Exercise: Extract the full set of records that follows, word for word.

Provided information:
******

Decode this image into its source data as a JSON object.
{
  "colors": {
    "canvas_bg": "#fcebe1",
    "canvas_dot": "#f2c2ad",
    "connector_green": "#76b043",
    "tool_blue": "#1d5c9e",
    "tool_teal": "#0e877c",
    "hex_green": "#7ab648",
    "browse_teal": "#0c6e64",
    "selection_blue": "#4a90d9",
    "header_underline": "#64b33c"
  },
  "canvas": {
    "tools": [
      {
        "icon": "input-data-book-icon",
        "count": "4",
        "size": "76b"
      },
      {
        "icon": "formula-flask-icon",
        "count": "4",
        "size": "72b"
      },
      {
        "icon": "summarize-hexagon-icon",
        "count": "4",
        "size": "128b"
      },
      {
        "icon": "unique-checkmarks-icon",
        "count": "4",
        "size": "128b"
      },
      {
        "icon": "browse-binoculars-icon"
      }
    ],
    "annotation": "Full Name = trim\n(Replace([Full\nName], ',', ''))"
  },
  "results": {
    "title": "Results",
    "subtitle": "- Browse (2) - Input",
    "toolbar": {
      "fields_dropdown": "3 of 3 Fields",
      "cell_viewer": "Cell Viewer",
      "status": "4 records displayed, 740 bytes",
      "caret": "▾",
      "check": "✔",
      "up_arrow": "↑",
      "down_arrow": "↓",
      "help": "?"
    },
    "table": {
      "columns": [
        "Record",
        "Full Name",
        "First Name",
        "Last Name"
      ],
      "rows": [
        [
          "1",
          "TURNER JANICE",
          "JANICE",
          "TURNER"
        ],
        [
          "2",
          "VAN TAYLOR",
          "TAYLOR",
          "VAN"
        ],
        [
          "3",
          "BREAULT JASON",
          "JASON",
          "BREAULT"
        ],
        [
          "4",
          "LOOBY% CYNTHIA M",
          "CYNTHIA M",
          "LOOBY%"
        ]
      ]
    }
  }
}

******

The solution:
Decode this image into its source data as a JSON object.
{
  "colors": {
    "canvas_bg": "#fcebe1",
    "canvas_dot": "#f2c2ad",
    "connector_green": "#76b043",
    "tool_blue": "#1d5c9e",
    "tool_teal": "#0e877c",
    "hex_green": "#7ab648",
    "browse_teal": "#0c6e64",
    "selection_blue": "#4a90d9",
    "header_underline": "#64b33c"
  },
  "canvas": {
    "tools": [
      {
        "icon": "input-data-book-icon",
        "count": "4",
        "size": "76b"
      },
      {
        "icon": "formula-flask-icon",
        "count": "4",
        "size": "72b"
      },
      {
        "icon": "summarize-hexagon-icon",
        "count": "4",
        "size": "128b"
      },
      {
        "icon": "unique-checkmarks-icon",
        "count": "4",
        "size": "128b"
      },
      {
        "icon": "browse-binoculars-icon"
      }
    ],
    "annotation": "Full Name = trim\n(Replace([Full\nName], ',', ''))"
  },
  "results": {
    "title": "Results",
    "subtitle": "- Browse (2) - Input",
    "toolbar": {
      "fields_dropdown": "3 of 3 Fields",
      "cell_viewer": "Cell Viewer",
      "status": "4 records displayed, 740 bytes",
      "caret": "▾",
      "check": "✔",
      "up_arrow": "↑",
      "down_arrow": "↓",
      "help": "?"
    },
    "table": {
      "columns": [
        "Record",
        "Full Name",
        "First Name",
        "Last Name"
      ],
      "rows": [
        [
          "1",
          "TURNER JANICE",
          "JANICE",
          "TURNER"
        ],
        [
          "2",
          "VAN TAYLOR",
          "TAYLOR",
          "VAN"
        ],
        [
          "3",
          "BREAULT JASON",
          "JASON",
          "BREAULT"
        ],
        [
          "4",
          "LOOBY% CYNTHIA M",
          "CYNTHIA M",
          "LOOBY%"
        ]
      ]
    }
  }
}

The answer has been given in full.